» WHAT YOU HAVE TO DO: Copy every line of the following data that includes the string "upper".

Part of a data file
■ ■ ■ ■ ■

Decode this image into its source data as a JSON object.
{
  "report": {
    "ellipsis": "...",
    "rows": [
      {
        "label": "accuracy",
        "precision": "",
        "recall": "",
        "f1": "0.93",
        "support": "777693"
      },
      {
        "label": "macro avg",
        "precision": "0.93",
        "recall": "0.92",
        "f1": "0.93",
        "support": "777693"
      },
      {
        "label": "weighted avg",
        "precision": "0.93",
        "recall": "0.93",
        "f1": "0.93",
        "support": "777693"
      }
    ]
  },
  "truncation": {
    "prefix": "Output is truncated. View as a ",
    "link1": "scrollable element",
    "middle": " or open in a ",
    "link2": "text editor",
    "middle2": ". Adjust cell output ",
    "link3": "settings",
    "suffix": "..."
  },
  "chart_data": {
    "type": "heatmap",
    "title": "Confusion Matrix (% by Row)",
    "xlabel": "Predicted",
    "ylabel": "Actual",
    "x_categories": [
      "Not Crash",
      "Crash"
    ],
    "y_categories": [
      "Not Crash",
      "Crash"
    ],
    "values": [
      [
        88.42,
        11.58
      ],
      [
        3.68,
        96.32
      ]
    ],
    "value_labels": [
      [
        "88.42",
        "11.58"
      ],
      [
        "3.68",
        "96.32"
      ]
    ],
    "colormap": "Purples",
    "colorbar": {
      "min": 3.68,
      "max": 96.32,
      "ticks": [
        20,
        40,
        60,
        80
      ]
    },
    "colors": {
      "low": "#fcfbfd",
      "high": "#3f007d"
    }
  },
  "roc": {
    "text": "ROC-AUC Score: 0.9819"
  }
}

■ ■ ■ ■ ■

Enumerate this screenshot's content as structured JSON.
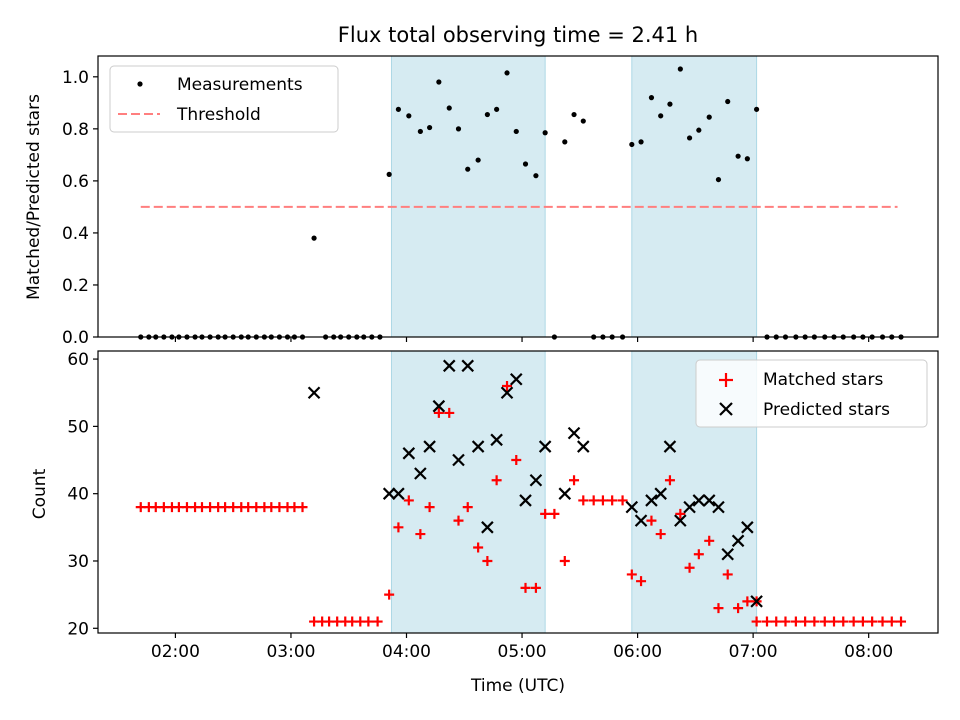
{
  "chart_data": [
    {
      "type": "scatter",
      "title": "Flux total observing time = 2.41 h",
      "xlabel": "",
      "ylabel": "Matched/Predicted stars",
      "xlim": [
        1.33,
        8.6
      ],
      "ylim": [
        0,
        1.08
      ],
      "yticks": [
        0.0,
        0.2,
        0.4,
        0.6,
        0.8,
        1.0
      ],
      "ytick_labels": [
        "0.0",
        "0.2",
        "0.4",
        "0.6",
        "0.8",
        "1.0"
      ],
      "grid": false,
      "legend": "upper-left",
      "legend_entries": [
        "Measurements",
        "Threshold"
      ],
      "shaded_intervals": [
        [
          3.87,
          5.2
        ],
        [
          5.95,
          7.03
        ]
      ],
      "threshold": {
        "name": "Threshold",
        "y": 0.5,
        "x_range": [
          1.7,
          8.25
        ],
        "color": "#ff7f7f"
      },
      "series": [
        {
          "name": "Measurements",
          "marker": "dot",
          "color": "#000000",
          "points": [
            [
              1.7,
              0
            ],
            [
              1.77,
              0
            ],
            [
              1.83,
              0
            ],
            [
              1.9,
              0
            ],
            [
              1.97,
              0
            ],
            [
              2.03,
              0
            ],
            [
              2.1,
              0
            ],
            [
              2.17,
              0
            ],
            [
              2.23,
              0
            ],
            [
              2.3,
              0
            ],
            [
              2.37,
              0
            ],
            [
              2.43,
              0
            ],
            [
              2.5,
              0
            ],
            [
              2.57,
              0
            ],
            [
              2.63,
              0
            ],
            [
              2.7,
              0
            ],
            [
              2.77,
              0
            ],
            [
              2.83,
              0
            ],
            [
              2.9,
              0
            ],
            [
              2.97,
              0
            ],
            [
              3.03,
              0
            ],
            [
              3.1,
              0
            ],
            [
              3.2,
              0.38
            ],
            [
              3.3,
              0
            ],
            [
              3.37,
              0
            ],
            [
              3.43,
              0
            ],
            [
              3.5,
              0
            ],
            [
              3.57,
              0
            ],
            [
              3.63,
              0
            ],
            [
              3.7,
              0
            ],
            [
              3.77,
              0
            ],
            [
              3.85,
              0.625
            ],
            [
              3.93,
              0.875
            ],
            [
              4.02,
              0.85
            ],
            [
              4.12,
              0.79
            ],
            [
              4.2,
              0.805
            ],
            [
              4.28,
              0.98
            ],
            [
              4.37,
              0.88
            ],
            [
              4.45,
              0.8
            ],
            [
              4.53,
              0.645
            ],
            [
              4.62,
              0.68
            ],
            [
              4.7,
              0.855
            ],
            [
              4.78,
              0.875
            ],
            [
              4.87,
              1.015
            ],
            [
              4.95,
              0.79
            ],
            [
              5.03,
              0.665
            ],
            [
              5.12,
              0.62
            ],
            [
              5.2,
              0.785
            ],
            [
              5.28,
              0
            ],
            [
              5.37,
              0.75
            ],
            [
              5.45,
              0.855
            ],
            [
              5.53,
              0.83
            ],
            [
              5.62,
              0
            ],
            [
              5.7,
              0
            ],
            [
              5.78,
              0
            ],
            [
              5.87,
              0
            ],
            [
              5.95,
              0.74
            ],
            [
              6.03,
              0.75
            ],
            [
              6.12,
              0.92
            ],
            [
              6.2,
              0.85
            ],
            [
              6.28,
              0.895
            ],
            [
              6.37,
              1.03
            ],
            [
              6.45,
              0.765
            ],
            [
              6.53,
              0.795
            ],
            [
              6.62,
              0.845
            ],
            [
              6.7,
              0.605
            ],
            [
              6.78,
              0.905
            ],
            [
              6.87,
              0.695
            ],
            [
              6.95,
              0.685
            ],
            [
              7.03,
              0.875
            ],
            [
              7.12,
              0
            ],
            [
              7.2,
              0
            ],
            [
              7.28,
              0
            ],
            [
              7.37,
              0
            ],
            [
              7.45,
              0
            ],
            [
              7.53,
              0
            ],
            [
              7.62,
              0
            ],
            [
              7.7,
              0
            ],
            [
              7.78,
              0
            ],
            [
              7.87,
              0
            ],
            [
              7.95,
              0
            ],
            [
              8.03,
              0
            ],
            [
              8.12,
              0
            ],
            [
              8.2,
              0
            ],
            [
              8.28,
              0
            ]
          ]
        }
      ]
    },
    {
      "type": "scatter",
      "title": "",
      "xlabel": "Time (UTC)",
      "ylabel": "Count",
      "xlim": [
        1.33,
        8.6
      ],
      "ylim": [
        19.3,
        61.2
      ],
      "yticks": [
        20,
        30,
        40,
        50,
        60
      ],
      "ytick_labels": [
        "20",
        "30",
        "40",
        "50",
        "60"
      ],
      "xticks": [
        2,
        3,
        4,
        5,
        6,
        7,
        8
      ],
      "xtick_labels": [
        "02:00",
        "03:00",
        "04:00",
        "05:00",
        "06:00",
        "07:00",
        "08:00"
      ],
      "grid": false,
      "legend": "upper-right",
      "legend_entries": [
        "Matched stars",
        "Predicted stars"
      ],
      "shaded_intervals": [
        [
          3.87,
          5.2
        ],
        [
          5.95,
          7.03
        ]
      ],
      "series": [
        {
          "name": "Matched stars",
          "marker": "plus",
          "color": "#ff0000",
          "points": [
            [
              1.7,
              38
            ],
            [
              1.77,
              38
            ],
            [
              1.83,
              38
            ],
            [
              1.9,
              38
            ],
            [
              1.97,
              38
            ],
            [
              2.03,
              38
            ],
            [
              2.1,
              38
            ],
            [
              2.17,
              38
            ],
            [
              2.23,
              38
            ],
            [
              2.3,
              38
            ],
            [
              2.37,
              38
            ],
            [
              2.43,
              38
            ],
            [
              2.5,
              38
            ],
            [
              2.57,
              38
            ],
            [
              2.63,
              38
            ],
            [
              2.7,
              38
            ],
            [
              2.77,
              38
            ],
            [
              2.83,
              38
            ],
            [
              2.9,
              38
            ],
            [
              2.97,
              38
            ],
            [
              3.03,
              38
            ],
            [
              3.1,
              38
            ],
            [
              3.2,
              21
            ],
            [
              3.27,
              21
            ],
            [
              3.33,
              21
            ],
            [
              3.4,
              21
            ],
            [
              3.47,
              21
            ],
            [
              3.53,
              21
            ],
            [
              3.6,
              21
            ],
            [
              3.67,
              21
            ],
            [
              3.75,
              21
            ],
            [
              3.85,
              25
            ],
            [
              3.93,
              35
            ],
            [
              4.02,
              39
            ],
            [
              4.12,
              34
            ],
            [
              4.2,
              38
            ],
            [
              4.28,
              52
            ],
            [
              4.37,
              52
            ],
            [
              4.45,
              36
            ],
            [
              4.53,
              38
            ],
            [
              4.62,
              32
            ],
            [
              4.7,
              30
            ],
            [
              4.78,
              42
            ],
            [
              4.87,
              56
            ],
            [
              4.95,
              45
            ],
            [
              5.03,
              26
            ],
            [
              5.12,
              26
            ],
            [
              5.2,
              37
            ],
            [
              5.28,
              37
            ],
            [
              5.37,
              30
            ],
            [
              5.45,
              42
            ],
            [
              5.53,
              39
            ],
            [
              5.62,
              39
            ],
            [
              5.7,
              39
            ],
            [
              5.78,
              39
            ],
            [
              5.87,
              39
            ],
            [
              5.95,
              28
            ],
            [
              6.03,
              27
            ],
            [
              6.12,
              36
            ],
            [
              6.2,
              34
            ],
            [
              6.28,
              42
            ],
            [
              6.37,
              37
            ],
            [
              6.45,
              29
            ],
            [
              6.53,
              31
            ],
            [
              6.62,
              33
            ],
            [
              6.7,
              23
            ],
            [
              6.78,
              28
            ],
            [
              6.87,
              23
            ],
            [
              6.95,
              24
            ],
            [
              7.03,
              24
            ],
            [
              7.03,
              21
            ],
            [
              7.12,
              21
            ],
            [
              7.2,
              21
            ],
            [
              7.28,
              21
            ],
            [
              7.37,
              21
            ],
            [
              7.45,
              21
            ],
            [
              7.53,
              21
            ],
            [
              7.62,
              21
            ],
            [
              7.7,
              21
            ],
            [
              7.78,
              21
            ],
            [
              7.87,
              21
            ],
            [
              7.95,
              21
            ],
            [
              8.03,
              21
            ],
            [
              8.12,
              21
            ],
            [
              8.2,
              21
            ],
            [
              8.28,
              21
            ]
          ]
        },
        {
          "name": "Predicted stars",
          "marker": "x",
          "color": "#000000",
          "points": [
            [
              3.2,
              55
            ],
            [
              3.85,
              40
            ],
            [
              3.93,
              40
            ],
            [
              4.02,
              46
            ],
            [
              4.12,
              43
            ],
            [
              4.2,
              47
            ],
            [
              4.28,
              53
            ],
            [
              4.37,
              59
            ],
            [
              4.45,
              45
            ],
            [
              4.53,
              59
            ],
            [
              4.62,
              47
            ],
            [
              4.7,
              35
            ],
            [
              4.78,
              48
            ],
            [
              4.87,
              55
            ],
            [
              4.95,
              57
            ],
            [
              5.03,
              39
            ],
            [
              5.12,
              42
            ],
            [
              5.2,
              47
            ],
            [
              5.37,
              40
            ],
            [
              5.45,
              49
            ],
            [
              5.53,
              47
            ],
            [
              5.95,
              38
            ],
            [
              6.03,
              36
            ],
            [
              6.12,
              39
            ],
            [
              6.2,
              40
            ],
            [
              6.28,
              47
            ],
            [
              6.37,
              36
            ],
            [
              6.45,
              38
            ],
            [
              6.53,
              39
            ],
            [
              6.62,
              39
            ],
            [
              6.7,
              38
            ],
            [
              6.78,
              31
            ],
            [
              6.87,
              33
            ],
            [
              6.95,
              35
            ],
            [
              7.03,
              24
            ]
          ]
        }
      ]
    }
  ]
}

■ ■ ■ ■ ■

» SOLVED EXERCISE:
      "legend": "upper-left",
      "legend": "upper-right",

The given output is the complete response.